◆ REQUIRED WORK ◆
Send back all the data below, exactly as given.

◆ ◆ ◆ ◆

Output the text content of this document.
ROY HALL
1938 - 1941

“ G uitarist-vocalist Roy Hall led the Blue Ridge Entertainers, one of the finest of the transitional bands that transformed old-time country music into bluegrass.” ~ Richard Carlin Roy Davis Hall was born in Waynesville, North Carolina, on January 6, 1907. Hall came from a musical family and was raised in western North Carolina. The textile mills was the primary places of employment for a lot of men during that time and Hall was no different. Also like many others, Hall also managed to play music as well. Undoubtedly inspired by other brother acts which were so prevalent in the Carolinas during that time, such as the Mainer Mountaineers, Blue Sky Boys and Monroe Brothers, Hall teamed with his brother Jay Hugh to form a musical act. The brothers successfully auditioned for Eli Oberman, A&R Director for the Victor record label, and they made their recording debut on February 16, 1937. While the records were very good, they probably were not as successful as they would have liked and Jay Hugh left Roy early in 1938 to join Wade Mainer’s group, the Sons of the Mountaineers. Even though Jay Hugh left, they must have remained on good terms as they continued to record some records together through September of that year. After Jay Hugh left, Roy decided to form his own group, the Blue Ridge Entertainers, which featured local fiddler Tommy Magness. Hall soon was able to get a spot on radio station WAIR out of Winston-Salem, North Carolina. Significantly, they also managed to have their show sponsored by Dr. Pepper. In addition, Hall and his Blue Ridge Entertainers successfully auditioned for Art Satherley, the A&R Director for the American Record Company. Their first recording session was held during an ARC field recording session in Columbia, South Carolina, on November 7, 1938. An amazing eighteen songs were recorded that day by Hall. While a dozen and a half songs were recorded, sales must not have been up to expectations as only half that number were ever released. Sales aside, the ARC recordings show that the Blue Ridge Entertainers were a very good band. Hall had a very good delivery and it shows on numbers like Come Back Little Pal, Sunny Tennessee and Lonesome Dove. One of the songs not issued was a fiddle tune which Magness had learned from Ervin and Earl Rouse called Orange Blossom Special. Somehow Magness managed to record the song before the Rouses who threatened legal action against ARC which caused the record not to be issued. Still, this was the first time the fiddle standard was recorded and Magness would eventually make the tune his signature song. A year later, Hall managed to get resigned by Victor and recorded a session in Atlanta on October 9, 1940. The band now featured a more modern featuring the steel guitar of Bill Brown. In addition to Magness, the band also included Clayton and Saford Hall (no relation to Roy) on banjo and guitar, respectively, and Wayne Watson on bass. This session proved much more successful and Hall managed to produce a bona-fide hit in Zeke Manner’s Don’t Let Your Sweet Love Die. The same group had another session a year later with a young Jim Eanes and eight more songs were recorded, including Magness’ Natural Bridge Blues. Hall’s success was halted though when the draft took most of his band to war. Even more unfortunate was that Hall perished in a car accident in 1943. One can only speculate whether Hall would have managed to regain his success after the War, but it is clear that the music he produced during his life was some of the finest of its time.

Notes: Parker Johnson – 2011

◆ ◆ ◆ ◆

◆ REPLY TO THE TASK ◆
Output the text content of this document.
ROY HALL
1938 - 1941

“ G uitarist-vocalist Roy Hall led the Blue Ridge Entertainers, one of the finest of the transitional bands that transformed old-time country music into bluegrass.” ~ Richard Carlin Roy Davis Hall was born in Waynesville, North Carolina, on January 6, 1907. Hall came from a musical family and was raised in western North Carolina. The textile mills was the primary places of employment for a lot of men during that time and Hall was no different. Also like many others, Hall also managed to play music as well. Undoubtedly inspired by other brother acts which were so prevalent in the Carolinas during that time, such as the Mainer Mountaineers, Blue Sky Boys and Monroe Brothers, Hall teamed with his brother Jay Hugh to form a musical act. The brothers successfully auditioned for Eli Oberman, A&R Director for the Victor record label, and they made their recording debut on February 16, 1937. While the records were very good, they probably were not as successful as they would have liked and Jay Hugh left Roy early in 1938 to join Wade Mainer’s group, the Sons of the Mountaineers. Even though Jay Hugh left, they must have remained on good terms as they continued to record some records together through September of that year. After Jay Hugh left, Roy decided to form his own group, the Blue Ridge Entertainers, which featured local fiddler Tommy Magness. Hall soon was able to get a spot on radio station WAIR out of Winston-Salem, North Carolina. Significantly, they also managed to have their show sponsored by Dr. Pepper. In addition, Hall and his Blue Ridge Entertainers successfully auditioned for Art Satherley, the A&R Director for the American Record Company. Their first recording session was held during an ARC field recording session in Columbia, South Carolina, on November 7, 1938. An amazing eighteen songs were recorded that day by Hall. While a dozen and a half songs were recorded, sales must not have been up to expectations as only half that number were ever released. Sales aside, the ARC recordings show that the Blue Ridge Entertainers were a very good band. Hall had a very good delivery and it shows on numbers like Come Back Little Pal, Sunny Tennessee and Lonesome Dove. One of the songs not issued was a fiddle tune which Magness had learned from Ervin and Earl Rouse called Orange Blossom Special. Somehow Magness managed to record the song before the Rouses who threatened legal action against ARC which caused the record not to be issued. Still, this was the first time the fiddle standard was recorded and Magness would eventually make the tune his signature song. A year later, Hall managed to get resigned by Victor and recorded a session in Atlanta on October 9, 1940. The band now featured a more modern featuring the steel guitar of Bill Brown. In addition to Magness, the band also included Clayton and Saford Hall (no relation to Roy) on banjo and guitar, respectively, and Wayne Watson on bass. This session proved much more successful and Hall managed to produce a bona-fide hit in Zeke Manner’s Don’t Let Your Sweet Love Die. The same group had another session a year later with a young Jim Eanes and eight more songs were recorded, including Magness’ Natural Bridge Blues. Hall’s success was halted though when the draft took most of his band to war. Even more unfortunate was that Hall perished in a car accident in 1943. One can only speculate whether Hall would have managed to regain his success after the War, but it is clear that the music he produced during his life was some of the finest of its time.

Notes: Parker Johnson – 2011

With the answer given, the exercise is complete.